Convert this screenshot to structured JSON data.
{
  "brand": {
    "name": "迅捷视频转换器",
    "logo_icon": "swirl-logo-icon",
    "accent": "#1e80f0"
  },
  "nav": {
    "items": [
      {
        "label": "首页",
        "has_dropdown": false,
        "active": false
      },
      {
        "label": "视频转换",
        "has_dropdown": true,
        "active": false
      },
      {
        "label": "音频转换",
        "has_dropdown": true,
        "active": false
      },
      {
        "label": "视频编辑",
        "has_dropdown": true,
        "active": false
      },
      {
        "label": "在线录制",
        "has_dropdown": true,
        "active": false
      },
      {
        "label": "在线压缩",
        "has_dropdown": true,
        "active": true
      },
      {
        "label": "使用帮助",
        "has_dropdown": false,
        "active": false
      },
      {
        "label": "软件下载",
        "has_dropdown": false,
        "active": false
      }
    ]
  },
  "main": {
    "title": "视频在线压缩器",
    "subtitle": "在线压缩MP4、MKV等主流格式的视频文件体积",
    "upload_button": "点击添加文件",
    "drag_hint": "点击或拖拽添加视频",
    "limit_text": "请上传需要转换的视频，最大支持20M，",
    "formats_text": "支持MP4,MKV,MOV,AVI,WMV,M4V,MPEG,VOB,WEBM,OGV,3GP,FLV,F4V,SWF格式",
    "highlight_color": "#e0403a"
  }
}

**WHAT IS NEEDED**
Look for the word "label" in every line of the listing and copy the lines that have it.

**OUTPUT OF THE TASK**
        "label": "首页",
        "label": "视频转换",
        "label": "音频转换",
        "label": "视频编辑",
        "label": "在线录制",
        "label": "在线压缩",
        "label": "使用帮助",
        "label": "软件下载",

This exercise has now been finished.